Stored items
..............................

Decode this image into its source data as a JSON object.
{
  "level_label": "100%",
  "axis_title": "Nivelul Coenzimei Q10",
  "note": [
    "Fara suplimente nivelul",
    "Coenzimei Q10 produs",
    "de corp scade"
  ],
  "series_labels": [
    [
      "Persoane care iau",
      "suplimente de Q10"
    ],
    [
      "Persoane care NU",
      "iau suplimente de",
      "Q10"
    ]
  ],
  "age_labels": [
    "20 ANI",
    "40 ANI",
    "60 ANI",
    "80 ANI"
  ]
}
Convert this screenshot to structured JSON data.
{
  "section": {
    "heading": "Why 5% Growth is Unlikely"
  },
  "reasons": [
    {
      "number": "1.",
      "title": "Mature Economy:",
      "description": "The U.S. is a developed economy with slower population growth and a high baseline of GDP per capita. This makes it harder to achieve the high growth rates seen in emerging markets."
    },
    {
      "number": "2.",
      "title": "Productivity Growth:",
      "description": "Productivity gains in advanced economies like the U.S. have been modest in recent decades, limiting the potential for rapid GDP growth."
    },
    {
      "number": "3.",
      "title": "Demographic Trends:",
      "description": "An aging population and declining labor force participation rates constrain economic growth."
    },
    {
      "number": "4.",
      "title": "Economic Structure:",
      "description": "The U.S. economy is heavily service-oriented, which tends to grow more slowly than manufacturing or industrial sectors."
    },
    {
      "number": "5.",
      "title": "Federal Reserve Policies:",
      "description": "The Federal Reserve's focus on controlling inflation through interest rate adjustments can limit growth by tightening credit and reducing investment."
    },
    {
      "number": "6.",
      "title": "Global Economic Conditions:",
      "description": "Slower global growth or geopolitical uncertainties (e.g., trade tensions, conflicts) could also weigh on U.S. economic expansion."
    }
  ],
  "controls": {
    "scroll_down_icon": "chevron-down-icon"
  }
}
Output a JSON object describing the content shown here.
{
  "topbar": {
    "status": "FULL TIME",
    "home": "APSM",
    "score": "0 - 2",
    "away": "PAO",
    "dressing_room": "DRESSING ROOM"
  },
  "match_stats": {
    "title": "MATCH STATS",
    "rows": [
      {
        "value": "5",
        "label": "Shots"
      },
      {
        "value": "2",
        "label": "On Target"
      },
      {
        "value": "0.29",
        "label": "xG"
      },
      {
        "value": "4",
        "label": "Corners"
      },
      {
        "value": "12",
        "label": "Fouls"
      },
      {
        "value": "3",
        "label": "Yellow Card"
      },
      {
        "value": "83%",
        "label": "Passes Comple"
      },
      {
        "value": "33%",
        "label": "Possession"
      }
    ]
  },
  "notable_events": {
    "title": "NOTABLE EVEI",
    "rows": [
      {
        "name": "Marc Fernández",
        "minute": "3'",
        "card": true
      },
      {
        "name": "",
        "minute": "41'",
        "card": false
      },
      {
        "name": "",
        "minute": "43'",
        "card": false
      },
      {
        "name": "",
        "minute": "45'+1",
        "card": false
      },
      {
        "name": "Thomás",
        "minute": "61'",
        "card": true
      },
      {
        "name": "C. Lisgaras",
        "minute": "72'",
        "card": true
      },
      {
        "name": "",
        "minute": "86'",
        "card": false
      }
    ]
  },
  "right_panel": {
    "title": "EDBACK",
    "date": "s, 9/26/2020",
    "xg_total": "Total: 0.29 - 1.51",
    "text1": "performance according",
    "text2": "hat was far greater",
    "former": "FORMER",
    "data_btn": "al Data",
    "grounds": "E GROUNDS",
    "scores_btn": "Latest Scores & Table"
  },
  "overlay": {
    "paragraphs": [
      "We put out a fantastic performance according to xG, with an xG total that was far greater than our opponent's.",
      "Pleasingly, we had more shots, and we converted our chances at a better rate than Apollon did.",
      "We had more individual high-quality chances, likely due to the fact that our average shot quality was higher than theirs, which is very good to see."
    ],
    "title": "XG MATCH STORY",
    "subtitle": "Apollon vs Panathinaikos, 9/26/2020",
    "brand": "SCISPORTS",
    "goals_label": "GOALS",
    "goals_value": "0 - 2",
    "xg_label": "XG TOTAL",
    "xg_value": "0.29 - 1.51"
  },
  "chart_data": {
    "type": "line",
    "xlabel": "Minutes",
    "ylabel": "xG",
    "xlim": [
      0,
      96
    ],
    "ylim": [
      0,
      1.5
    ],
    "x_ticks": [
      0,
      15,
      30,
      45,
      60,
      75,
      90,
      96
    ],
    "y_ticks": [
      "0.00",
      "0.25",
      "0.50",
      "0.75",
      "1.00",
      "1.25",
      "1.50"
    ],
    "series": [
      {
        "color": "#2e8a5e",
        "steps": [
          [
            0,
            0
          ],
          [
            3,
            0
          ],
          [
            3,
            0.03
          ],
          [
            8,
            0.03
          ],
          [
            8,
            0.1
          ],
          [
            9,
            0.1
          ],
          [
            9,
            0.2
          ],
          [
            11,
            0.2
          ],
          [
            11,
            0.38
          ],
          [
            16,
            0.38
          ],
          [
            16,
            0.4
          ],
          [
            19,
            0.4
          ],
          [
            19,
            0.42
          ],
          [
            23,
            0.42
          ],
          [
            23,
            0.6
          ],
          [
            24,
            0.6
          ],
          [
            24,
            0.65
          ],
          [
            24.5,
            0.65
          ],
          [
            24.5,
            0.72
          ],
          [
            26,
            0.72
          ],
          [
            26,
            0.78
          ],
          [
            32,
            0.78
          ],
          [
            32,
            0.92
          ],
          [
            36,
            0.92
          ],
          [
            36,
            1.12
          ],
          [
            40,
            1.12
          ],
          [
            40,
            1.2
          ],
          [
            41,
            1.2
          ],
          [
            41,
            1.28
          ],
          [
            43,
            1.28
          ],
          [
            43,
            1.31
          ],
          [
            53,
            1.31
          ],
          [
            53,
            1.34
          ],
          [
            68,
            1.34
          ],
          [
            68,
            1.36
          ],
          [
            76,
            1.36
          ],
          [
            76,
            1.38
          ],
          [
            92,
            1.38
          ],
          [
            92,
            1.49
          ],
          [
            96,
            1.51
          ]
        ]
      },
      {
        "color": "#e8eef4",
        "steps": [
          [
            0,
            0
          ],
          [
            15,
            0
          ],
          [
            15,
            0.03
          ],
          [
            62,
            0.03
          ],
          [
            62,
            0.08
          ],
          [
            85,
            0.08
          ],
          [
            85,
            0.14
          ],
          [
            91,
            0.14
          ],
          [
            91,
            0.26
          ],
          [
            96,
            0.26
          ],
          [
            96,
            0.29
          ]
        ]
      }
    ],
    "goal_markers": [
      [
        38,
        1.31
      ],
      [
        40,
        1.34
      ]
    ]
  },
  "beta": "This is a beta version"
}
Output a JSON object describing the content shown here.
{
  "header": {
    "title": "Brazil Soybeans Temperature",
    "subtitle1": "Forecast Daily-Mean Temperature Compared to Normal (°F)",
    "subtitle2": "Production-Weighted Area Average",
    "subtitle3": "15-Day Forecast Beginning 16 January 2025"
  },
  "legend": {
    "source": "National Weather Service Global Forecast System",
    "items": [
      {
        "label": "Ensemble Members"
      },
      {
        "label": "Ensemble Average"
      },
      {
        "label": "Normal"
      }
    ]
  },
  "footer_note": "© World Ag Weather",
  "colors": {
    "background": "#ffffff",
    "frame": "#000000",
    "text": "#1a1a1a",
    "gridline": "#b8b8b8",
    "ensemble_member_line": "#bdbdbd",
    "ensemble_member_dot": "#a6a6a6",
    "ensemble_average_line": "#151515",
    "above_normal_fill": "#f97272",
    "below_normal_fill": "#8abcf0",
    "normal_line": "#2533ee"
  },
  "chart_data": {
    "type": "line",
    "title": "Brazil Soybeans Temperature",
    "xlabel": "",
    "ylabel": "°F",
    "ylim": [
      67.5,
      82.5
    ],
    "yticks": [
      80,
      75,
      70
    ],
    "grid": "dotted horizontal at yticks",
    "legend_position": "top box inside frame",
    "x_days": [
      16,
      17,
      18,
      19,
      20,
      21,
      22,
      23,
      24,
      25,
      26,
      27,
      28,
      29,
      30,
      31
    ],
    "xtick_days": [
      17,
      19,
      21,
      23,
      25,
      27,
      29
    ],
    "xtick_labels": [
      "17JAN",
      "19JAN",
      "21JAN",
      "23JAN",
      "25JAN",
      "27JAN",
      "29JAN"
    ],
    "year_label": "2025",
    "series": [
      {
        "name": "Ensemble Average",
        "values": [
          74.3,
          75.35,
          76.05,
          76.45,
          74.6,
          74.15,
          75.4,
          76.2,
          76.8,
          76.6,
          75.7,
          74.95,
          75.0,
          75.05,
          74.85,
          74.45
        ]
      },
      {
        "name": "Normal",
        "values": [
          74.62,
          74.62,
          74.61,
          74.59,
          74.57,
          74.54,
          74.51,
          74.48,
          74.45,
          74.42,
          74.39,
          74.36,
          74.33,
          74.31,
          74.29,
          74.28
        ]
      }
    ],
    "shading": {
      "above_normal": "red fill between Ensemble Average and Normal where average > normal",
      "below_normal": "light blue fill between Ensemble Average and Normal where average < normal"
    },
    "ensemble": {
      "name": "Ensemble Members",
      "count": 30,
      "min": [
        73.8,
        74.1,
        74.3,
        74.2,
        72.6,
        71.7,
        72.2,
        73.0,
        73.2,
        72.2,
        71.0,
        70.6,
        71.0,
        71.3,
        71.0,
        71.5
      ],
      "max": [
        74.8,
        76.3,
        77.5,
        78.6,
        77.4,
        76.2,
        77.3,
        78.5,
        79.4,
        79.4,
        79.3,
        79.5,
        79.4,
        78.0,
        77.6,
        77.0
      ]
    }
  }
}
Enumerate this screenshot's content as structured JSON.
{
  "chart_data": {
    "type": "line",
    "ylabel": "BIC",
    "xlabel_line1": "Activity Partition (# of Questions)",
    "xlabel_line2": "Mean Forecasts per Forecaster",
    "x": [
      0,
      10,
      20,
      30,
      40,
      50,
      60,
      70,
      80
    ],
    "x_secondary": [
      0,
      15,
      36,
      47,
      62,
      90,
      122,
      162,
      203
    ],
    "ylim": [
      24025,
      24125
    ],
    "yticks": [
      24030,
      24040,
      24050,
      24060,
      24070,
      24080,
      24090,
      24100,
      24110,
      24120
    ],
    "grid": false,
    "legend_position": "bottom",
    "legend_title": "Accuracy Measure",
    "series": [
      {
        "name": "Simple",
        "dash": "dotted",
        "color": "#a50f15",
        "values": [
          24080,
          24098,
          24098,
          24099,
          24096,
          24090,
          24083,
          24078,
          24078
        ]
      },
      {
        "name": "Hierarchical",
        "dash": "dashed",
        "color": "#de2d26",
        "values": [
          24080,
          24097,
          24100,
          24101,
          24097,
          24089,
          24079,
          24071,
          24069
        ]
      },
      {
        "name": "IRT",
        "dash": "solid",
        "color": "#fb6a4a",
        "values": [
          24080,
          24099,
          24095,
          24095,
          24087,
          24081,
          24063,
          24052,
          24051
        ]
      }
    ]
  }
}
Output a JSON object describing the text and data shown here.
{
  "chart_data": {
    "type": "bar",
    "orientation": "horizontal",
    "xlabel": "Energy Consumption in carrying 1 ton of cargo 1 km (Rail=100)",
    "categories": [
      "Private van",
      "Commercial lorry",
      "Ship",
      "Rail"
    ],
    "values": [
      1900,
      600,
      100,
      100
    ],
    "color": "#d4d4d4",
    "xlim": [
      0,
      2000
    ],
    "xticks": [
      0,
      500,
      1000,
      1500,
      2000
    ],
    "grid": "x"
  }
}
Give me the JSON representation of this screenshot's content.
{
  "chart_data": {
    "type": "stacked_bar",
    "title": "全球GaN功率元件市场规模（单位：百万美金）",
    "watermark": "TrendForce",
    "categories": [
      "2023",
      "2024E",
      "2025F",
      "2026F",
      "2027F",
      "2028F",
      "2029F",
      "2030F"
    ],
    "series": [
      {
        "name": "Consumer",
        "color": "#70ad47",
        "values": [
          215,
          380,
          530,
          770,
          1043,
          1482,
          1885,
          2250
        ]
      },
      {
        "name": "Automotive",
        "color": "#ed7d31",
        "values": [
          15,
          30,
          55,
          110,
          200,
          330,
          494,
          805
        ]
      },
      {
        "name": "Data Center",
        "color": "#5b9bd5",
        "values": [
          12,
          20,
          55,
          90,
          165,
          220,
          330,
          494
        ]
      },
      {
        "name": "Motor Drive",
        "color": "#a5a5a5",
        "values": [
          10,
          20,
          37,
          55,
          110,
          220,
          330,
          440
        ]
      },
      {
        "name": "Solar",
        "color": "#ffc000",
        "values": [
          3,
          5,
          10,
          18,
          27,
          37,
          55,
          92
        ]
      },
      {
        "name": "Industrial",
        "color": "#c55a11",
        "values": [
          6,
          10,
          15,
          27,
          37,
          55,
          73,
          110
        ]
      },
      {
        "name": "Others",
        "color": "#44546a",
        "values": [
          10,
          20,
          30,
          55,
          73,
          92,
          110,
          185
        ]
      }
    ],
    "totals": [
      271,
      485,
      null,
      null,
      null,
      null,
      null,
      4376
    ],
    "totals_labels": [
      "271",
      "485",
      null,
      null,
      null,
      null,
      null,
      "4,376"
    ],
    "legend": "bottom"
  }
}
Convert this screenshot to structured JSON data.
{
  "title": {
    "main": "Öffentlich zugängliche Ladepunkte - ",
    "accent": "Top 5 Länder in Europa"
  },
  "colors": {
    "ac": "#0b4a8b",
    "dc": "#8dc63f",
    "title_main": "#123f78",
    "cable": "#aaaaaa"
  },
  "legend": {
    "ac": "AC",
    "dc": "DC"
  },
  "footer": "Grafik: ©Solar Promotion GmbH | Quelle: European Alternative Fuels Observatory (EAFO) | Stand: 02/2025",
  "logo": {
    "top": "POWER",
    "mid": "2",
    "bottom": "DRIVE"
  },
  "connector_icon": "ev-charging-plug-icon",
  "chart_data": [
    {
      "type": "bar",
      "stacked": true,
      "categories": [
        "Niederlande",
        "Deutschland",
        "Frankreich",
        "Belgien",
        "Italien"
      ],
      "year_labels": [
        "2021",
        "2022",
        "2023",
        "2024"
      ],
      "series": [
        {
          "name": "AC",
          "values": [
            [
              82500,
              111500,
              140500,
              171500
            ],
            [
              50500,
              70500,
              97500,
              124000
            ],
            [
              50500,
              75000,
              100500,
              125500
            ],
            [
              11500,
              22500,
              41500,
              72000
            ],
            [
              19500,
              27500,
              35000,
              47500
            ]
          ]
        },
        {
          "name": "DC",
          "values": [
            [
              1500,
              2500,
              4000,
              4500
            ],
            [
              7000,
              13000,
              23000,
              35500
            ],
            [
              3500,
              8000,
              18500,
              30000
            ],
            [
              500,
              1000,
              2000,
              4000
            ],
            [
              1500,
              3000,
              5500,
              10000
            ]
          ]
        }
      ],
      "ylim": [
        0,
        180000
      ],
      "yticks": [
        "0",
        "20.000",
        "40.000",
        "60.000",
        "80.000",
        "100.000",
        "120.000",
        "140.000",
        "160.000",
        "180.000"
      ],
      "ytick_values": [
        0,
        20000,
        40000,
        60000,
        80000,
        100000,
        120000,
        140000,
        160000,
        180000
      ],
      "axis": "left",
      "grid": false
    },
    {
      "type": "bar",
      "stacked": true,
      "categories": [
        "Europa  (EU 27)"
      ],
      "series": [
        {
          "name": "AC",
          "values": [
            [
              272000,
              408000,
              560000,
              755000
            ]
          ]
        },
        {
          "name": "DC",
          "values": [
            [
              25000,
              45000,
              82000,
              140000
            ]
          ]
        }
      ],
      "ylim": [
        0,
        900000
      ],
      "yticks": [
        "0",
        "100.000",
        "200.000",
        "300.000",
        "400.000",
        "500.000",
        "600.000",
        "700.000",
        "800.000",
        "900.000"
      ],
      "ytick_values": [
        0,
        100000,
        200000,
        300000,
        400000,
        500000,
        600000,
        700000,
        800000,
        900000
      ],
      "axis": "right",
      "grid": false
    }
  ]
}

..............................

== INSTRUCTIONS TO FOLLOW ==
Copy out every line that includes the word "Federal".

== SOLUTION FOR THIS PROBLEM ==
      "title": "Federal Reserve Policies:",
      "description": "The Federal Reserve's focus on controlling inflation through interest rate adjustments can limit growth by tightening credit and reducing investment."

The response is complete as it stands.